Using the data below, copy every line that contains the word "icon".

— START —

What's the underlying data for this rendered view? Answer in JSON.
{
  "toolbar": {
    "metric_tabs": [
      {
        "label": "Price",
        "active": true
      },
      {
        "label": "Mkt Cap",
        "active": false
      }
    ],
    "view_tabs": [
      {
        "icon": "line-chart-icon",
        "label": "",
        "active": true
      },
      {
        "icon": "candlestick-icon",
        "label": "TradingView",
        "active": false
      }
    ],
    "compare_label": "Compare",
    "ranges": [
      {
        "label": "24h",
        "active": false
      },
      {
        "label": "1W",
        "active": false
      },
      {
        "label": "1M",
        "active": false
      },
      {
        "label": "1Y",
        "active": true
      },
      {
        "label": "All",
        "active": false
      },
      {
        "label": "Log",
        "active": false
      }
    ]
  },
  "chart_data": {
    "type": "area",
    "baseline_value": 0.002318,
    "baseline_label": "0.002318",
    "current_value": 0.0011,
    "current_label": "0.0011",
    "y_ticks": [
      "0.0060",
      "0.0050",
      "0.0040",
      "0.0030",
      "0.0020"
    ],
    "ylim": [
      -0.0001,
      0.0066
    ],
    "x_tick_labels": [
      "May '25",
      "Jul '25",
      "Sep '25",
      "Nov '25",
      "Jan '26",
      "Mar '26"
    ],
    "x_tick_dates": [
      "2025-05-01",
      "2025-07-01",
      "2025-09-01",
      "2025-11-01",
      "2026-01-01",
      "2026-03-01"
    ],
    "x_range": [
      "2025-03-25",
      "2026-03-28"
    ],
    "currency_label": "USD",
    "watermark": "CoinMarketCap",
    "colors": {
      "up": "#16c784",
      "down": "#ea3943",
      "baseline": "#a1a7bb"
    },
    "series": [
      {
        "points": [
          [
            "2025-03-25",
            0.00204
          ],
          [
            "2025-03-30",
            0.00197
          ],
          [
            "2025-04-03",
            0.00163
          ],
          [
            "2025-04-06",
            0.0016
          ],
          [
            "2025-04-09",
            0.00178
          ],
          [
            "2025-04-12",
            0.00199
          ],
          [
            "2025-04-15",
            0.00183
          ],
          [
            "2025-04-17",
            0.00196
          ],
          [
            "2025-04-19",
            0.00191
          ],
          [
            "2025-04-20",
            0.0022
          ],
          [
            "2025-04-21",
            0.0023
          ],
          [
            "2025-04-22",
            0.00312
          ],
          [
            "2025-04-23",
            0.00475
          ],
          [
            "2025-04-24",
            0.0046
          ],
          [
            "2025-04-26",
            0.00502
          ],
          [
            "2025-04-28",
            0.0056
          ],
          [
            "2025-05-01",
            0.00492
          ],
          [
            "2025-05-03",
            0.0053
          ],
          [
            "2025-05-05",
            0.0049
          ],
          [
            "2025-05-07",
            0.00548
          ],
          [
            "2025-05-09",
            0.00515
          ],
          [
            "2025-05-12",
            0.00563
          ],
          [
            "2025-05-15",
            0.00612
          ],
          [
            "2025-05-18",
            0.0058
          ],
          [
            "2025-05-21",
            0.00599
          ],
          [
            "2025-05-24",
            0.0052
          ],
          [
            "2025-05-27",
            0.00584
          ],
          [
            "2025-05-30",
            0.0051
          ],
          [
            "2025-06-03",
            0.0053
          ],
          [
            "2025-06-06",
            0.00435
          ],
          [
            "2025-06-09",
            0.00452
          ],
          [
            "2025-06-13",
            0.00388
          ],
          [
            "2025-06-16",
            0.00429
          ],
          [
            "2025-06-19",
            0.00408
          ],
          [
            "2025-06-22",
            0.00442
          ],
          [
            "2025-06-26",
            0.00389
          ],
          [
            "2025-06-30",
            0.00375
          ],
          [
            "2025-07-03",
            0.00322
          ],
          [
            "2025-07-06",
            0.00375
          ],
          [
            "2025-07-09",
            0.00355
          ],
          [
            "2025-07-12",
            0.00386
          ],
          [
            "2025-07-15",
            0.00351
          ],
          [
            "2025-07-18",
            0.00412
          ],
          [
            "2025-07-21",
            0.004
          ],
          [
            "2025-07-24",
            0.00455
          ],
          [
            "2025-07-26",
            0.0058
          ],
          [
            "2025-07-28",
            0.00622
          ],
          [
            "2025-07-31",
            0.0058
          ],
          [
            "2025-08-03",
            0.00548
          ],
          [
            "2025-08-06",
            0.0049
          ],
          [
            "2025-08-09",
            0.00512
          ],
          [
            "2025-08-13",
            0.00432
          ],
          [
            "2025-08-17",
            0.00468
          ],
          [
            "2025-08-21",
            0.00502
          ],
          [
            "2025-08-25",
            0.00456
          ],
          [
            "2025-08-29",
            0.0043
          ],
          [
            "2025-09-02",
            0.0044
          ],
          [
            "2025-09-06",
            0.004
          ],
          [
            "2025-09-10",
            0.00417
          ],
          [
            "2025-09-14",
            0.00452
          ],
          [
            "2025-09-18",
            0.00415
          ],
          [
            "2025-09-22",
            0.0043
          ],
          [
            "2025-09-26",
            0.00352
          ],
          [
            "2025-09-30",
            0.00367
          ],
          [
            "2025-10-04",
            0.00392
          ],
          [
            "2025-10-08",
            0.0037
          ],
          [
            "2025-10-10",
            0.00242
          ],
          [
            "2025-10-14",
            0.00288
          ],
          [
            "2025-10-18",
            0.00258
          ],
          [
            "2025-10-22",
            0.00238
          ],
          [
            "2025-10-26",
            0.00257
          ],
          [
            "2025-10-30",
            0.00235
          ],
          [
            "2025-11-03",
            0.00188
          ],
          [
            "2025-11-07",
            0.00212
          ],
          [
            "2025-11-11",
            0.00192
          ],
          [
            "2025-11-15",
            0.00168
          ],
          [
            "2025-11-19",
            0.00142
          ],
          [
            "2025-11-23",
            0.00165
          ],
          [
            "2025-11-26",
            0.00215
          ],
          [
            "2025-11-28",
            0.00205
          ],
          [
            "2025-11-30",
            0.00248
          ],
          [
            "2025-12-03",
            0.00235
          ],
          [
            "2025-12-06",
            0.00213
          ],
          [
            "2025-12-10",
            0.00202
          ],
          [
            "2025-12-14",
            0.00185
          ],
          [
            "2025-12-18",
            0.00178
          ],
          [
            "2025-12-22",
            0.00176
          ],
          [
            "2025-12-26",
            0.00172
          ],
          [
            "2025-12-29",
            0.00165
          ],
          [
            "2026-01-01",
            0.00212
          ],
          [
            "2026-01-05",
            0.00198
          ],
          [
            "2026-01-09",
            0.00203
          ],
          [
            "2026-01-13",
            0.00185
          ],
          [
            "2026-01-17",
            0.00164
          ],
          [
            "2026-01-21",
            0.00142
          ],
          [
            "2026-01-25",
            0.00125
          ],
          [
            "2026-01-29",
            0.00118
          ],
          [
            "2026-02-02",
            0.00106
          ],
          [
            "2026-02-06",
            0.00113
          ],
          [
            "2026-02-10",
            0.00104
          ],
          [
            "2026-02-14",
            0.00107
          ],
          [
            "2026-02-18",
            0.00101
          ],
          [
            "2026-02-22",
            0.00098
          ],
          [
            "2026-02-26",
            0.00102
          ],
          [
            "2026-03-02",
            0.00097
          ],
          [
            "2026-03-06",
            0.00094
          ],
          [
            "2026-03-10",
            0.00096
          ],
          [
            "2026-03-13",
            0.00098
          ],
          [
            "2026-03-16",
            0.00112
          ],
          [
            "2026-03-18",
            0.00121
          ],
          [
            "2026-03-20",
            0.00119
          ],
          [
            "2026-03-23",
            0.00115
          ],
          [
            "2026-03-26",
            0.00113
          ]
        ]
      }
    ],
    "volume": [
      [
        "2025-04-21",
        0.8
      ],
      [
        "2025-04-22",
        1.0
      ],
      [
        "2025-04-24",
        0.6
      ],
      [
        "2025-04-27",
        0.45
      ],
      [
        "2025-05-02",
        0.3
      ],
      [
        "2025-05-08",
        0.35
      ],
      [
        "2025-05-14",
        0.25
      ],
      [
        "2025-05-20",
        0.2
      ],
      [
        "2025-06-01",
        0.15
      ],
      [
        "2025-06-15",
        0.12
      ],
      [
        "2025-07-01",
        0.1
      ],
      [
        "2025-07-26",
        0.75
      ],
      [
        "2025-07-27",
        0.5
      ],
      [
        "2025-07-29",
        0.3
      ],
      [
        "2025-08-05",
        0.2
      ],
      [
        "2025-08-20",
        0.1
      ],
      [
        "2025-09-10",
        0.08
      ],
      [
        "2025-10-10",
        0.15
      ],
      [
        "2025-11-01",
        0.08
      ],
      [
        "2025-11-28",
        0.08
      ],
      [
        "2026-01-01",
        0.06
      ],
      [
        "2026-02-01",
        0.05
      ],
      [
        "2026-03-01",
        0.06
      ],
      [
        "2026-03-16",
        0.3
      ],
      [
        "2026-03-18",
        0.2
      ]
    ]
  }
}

— END —

Exercise solution:
        "icon": "line-chart-icon",
        "icon": "candlestick-icon",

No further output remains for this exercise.